[START OF RECORDS FOR THIS EXERCISE]
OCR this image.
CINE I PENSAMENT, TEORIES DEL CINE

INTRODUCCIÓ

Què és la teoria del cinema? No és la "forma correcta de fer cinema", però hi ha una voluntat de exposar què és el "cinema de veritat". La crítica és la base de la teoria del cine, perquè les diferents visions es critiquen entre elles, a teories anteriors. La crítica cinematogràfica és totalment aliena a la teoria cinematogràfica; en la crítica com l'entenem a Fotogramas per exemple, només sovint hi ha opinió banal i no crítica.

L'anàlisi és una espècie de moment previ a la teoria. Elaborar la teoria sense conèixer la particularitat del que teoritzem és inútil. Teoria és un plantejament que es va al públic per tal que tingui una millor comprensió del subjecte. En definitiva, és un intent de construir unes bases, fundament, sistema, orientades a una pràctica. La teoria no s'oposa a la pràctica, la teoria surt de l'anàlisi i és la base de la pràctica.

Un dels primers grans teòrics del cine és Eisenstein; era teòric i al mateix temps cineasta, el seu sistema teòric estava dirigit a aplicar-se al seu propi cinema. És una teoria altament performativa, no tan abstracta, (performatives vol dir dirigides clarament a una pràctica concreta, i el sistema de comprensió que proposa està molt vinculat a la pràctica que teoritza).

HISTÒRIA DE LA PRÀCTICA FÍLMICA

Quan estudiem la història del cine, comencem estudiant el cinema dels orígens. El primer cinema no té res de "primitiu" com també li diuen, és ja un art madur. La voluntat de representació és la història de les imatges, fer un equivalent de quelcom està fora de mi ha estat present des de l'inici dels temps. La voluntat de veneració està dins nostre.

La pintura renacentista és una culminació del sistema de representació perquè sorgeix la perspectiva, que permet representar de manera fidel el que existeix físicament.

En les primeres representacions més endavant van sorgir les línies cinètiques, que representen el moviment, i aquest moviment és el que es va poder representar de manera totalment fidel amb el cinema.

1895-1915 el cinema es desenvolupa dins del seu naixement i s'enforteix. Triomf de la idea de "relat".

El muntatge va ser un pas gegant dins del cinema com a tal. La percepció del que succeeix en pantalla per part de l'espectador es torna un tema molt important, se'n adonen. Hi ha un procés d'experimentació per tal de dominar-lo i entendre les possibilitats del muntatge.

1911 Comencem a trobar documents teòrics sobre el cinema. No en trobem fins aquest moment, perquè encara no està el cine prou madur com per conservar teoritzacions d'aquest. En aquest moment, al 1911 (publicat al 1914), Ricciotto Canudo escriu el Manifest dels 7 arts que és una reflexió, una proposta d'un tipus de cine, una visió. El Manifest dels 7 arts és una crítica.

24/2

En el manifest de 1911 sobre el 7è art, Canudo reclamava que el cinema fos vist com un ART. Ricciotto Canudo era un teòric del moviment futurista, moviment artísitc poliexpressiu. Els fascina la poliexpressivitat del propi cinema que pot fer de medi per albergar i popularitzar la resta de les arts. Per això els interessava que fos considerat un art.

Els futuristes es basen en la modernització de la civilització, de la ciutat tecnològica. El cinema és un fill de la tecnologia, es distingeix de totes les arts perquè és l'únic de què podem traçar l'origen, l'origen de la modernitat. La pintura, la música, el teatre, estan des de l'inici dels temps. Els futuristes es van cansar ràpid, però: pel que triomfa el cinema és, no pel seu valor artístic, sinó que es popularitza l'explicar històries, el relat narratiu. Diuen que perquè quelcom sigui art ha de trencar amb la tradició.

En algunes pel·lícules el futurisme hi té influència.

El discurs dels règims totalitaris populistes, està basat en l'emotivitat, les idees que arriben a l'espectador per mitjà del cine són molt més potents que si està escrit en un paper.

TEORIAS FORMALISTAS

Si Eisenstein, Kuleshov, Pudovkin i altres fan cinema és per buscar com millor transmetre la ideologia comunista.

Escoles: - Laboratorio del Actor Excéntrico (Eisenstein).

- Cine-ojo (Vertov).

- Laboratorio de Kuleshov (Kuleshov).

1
[END OF RECORDS FOR THIS EXERCISE]
## EXERCISE PROMPT
Report each line of the material above where the word "relat" appears.

## OUTPUT FOR THIS TASK
1895-1915 el cinema es desenvolupa dins del seu naixement i s'enforteix. Triomf de la idea de "relat".
Els futuristes es basen en la modernització de la civilització, de la ciutat tecnològica. El cinema és un fill de la tecnologia, es distingeix de totes les arts perquè és l'únic de què podem traçar l'origen, l'origen de la modernitat. La pintura, la música, el teatre, estan des de l'inici dels temps. Els futuristes es van cansar ràpid, però: pel que triomfa el cinema és, no pel seu valor artístic, sinó que es popularitza l'explicar històries, el relat narratiu. Diuen que perquè quelcom sigui art ha de trencar amb la tradició.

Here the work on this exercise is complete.